_Directive:_
The entries below are to be written out again without alteration.

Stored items

»»

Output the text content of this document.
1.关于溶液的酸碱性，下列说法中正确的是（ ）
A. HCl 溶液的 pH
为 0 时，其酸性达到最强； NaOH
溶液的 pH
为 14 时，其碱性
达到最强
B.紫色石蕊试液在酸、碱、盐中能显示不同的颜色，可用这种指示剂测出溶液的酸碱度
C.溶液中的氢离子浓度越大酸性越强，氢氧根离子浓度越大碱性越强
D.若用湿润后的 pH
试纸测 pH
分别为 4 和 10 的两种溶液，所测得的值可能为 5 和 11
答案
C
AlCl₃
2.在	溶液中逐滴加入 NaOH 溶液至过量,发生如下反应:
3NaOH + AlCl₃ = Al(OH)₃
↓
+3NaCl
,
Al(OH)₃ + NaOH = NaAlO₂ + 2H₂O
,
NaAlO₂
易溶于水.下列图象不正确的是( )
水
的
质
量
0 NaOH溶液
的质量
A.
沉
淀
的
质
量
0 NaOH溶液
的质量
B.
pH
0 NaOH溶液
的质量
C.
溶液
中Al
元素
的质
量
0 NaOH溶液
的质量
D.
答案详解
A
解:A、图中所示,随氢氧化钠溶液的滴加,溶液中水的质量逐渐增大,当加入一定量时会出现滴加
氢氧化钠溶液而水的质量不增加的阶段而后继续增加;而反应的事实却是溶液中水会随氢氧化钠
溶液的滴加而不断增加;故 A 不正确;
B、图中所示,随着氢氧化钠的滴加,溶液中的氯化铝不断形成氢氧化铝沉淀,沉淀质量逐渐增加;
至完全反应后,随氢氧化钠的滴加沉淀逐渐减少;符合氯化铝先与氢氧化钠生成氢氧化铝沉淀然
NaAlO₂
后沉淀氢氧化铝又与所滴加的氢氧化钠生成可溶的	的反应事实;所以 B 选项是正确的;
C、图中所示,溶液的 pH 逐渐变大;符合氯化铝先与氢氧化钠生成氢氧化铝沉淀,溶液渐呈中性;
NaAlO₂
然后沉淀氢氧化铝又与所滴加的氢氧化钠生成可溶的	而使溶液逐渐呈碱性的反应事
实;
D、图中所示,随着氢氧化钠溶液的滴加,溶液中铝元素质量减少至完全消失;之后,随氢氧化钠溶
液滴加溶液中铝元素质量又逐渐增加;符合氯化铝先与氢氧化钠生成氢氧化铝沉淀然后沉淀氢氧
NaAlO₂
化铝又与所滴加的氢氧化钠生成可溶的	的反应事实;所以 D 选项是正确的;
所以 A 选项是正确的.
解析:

««

_Task response:_
Output the text content of this document.
1.关于溶液的酸碱性，下列说法中正确的是（ ）
A. HCl 溶液的 pH
为 0 时，其酸性达到最强； NaOH
溶液的 pH
为 14 时，其碱性
达到最强
B.紫色石蕊试液在酸、碱、盐中能显示不同的颜色，可用这种指示剂测出溶液的酸碱度
C.溶液中的氢离子浓度越大酸性越强，氢氧根离子浓度越大碱性越强
D.若用湿润后的 pH
试纸测 pH
分别为 4 和 10 的两种溶液，所测得的值可能为 5 和 11
答案
C
AlCl₃
2.在	溶液中逐滴加入 NaOH 溶液至过量,发生如下反应:
3NaOH + AlCl₃ = Al(OH)₃
↓
+3NaCl
,
Al(OH)₃ + NaOH = NaAlO₂ + 2H₂O
,
NaAlO₂
易溶于水.下列图象不正确的是( )
水
的
质
量
0 NaOH溶液
的质量
A.
沉
淀
的
质
量
0 NaOH溶液
的质量
B.
pH
0 NaOH溶液
的质量
C.
溶液
中Al
元素
的质
量
0 NaOH溶液
的质量
D.
答案详解
A
解:A、图中所示,随氢氧化钠溶液的滴加,溶液中水的质量逐渐增大,当加入一定量时会出现滴加
氢氧化钠溶液而水的质量不增加的阶段而后继续增加;而反应的事实却是溶液中水会随氢氧化钠
溶液的滴加而不断增加;故 A 不正确;
B、图中所示,随着氢氧化钠的滴加,溶液中的氯化铝不断形成氢氧化铝沉淀,沉淀质量逐渐增加;
至完全反应后,随氢氧化钠的滴加沉淀逐渐减少;符合氯化铝先与氢氧化钠生成氢氧化铝沉淀然
NaAlO₂
后沉淀氢氧化铝又与所滴加的氢氧化钠生成可溶的	的反应事实;所以 B 选项是正确的;
C、图中所示,溶液的 pH 逐渐变大;符合氯化铝先与氢氧化钠生成氢氧化铝沉淀,溶液渐呈中性;
NaAlO₂
然后沉淀氢氧化铝又与所滴加的氢氧化钠生成可溶的	而使溶液逐渐呈碱性的反应事
实;
D、图中所示,随着氢氧化钠溶液的滴加,溶液中铝元素质量减少至完全消失;之后,随氢氧化钠溶
液滴加溶液中铝元素质量又逐渐增加;符合氯化铝先与氢氧化钠生成氢氧化铝沉淀然后沉淀氢氧
NaAlO₂
化铝又与所滴加的氢氧化钠生成可溶的	的反应事实;所以 D 选项是正确的;
所以 A 选项是正确的.
解析:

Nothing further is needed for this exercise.